Work to complete: Filter the records below for the word "病耳向上". Copy each line that holds it.

Supplied records:
start

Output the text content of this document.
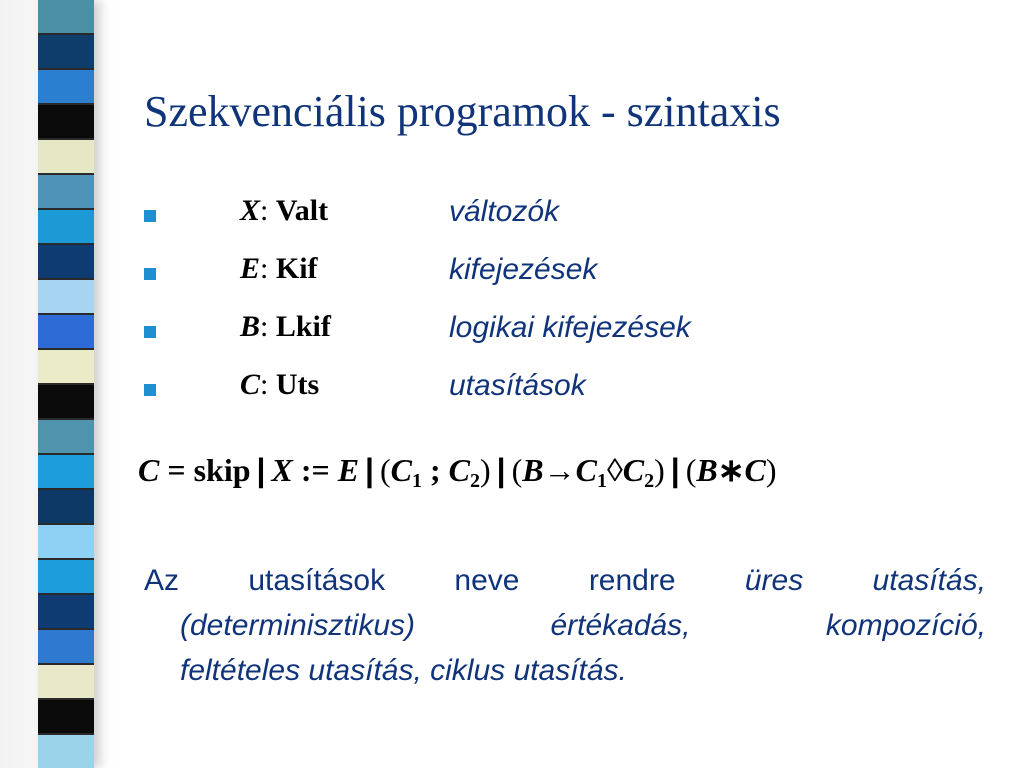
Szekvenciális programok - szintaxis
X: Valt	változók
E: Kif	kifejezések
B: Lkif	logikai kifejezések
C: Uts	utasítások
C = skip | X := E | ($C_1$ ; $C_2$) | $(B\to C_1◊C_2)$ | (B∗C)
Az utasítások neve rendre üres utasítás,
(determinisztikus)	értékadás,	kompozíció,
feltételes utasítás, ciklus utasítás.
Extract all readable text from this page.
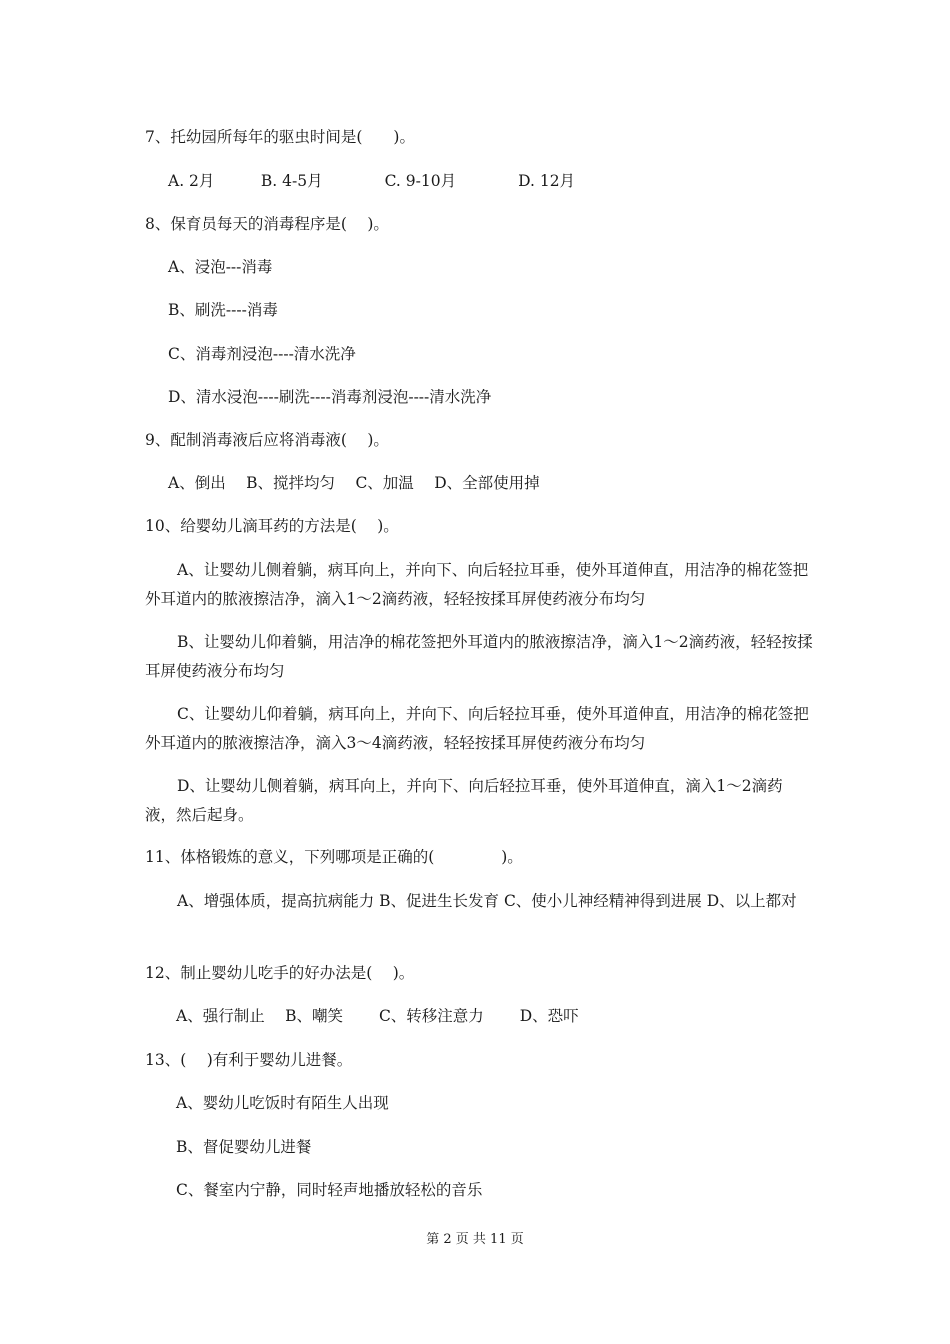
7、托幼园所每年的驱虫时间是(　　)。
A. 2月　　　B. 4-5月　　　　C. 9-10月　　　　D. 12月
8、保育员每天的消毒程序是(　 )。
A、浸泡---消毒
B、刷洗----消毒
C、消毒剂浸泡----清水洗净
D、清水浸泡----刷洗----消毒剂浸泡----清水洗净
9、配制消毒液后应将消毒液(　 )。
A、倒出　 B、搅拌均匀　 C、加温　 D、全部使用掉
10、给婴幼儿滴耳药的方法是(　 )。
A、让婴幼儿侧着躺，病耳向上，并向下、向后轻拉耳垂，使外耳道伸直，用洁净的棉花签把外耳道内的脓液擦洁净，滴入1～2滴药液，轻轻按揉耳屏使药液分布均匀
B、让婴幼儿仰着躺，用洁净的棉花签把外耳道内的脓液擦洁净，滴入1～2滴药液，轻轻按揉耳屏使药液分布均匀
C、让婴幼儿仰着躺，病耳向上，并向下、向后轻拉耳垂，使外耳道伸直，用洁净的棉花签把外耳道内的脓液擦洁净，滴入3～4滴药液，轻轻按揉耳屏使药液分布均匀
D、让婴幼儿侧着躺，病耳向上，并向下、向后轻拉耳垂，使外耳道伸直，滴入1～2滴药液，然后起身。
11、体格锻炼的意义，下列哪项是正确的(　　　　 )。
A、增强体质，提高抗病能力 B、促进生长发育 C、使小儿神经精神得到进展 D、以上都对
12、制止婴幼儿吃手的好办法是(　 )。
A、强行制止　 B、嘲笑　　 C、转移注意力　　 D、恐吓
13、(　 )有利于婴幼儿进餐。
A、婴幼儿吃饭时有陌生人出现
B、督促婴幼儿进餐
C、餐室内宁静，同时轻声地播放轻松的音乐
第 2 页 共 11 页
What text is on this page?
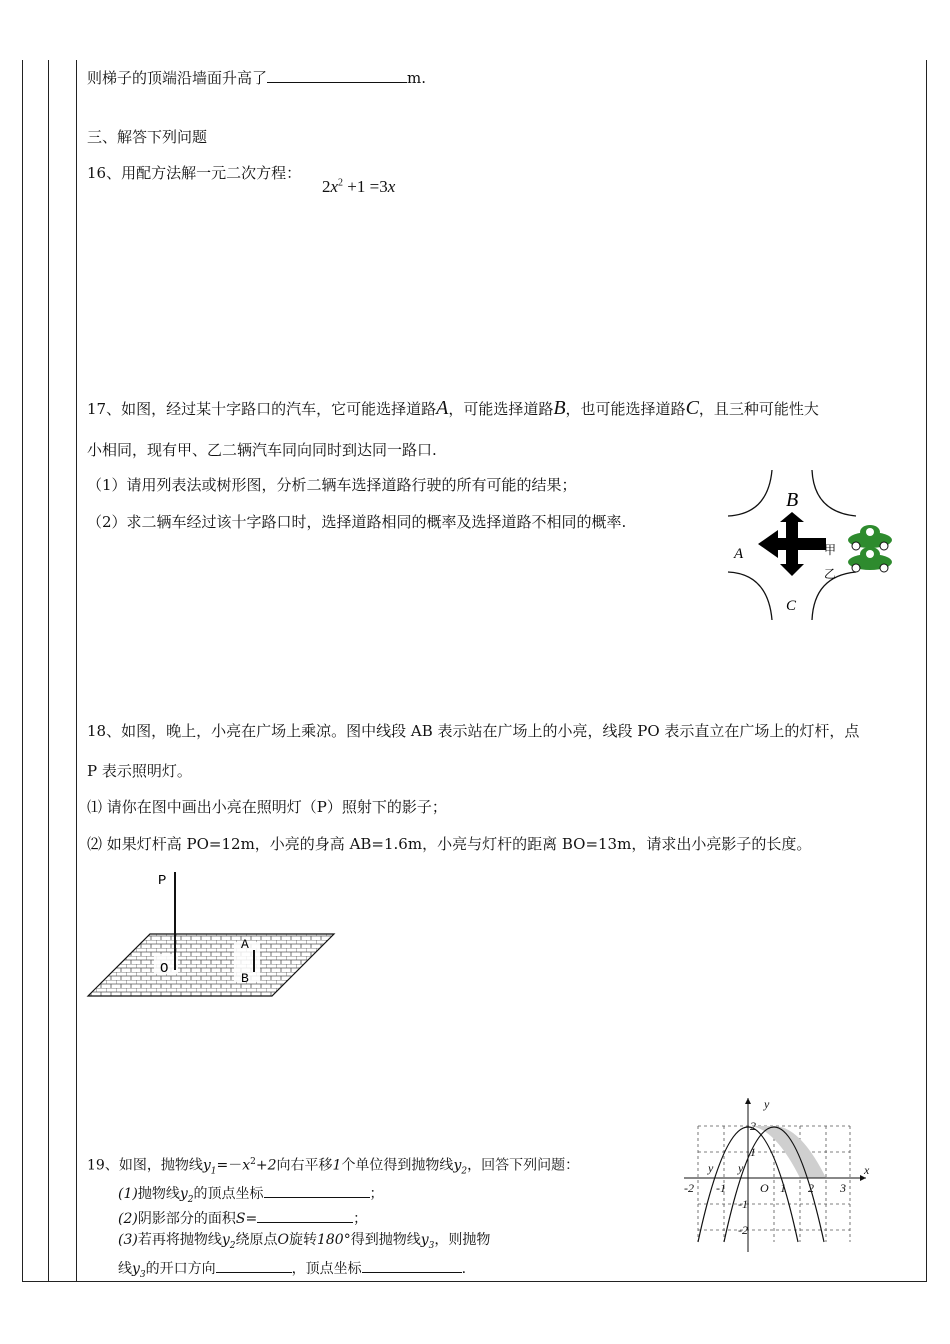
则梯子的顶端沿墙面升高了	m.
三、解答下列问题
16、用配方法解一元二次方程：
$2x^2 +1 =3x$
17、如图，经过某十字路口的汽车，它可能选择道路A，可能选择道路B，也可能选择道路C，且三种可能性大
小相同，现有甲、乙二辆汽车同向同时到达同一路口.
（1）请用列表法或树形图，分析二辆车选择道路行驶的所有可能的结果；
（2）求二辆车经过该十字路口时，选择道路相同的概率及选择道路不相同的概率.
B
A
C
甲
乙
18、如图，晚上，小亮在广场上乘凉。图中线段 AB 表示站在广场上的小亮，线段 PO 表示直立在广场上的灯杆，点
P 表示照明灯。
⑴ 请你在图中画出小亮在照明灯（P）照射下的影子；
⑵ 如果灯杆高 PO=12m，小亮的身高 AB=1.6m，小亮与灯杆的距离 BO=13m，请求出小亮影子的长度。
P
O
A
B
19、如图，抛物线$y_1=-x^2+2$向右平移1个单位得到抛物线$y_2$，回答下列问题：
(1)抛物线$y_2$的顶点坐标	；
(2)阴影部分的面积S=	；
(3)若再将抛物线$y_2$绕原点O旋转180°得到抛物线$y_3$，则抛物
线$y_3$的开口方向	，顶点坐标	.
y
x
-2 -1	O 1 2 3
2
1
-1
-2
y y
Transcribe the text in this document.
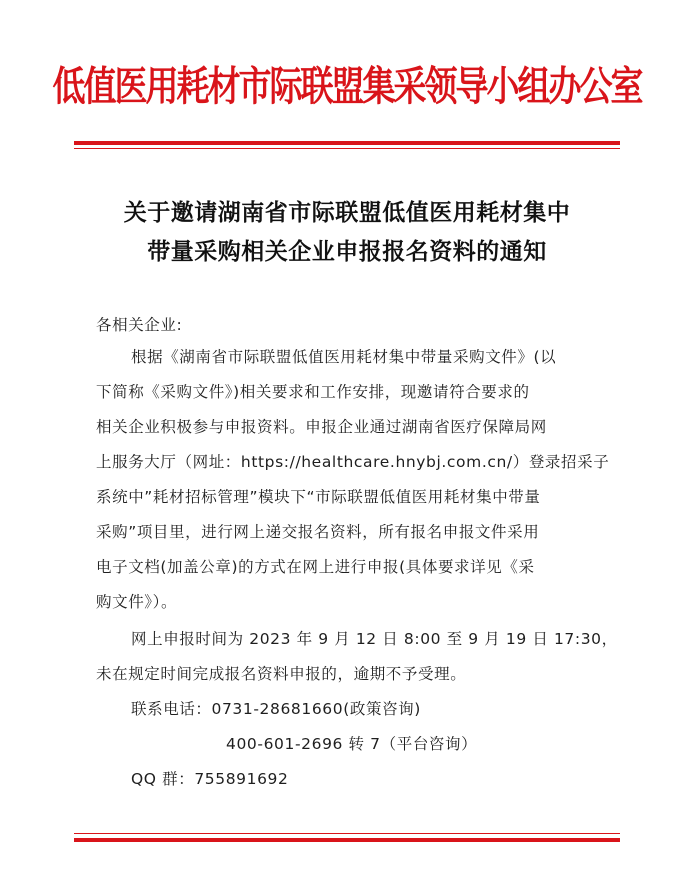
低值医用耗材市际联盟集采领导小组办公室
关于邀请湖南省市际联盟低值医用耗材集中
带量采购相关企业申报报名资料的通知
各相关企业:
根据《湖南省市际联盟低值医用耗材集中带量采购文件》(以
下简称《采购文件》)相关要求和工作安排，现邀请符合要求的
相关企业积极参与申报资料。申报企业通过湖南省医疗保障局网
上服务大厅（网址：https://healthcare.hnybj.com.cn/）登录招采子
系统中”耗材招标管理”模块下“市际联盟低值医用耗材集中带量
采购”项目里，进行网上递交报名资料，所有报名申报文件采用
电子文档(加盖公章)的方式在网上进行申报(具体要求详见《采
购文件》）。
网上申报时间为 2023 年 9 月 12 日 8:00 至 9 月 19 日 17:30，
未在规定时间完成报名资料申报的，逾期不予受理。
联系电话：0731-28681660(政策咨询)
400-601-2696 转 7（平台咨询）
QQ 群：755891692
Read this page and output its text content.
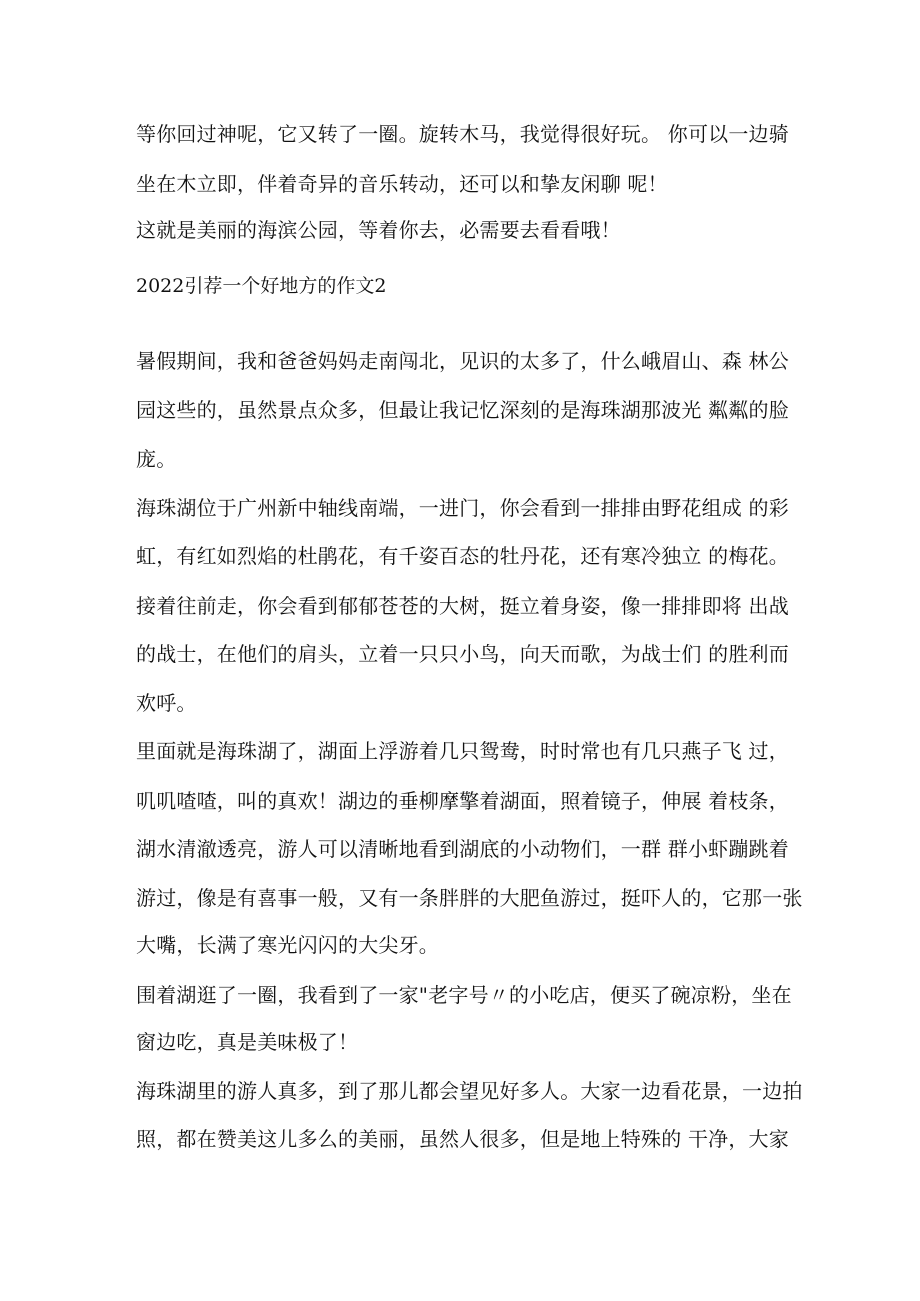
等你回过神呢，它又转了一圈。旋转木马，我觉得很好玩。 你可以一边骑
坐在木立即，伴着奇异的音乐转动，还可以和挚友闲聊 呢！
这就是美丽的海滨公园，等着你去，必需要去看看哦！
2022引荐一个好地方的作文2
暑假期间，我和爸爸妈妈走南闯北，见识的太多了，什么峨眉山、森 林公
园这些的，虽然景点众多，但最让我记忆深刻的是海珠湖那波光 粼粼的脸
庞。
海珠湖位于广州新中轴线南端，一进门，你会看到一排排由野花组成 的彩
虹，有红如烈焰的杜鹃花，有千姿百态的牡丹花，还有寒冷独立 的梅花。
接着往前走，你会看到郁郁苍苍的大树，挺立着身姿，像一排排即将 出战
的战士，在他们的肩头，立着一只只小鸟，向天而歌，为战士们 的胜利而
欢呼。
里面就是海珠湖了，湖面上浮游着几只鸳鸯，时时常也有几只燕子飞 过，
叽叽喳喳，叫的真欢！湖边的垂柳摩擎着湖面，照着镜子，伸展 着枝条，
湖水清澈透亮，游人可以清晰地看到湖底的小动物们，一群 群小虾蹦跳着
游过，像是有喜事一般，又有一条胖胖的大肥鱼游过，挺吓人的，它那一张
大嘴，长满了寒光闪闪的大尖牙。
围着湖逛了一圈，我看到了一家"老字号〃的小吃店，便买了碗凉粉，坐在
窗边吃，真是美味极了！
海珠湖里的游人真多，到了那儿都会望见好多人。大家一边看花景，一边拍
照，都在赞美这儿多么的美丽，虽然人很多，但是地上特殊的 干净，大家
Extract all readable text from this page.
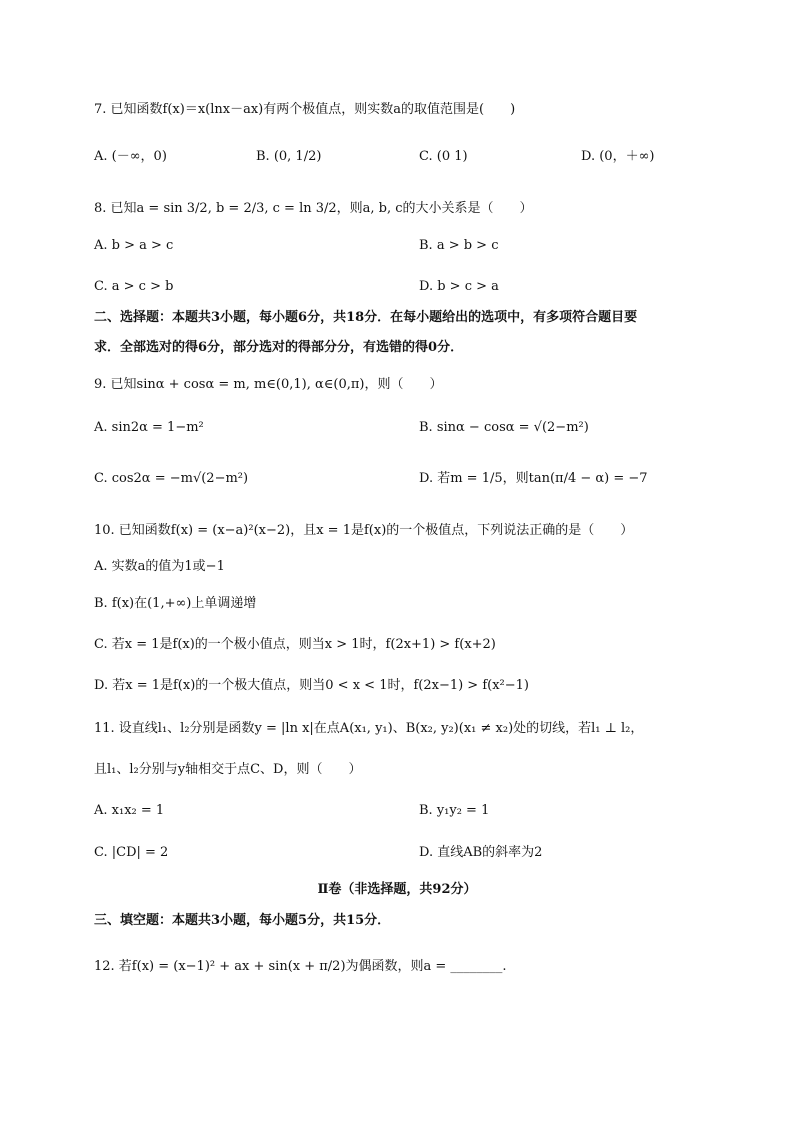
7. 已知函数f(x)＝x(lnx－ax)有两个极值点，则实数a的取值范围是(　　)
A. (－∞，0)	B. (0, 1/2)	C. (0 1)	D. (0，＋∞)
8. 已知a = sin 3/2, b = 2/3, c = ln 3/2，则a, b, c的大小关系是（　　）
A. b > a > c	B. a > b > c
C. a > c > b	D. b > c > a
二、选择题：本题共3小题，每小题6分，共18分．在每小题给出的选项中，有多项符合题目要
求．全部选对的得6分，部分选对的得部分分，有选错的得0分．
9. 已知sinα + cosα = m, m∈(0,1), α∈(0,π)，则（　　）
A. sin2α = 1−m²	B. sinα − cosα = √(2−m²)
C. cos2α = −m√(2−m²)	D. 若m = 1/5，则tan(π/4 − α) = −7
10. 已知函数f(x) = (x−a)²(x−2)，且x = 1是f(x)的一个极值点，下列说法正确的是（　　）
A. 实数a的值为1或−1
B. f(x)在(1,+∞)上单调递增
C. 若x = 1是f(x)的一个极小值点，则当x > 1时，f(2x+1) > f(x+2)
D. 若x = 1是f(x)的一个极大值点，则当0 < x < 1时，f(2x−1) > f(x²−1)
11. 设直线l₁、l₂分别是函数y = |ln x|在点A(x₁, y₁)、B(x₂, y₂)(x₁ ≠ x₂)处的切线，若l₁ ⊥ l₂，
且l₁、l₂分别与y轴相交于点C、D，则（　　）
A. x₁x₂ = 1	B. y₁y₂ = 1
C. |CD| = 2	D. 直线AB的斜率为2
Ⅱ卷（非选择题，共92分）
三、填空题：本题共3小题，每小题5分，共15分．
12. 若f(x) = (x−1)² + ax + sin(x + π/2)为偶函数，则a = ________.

end

Worked solution:
A、让婴幼儿侧着躺，病耳向上，并向下、向后轻拉耳垂，使外耳道伸直，用洁净的棉花签把外耳道内的脓液擦洁净，滴入1～2滴药液，轻轻按揉耳屏使药液分布均匀
C、让婴幼儿仰着躺，病耳向上，并向下、向后轻拉耳垂，使外耳道伸直，用洁净的棉花签把外耳道内的脓液擦洁净，滴入3～4滴药液，轻轻按揉耳屏使药液分布均匀
D、让婴幼儿侧着躺，病耳向上，并向下、向后轻拉耳垂，使外耳道伸直，滴入1～2滴药液，然后起身。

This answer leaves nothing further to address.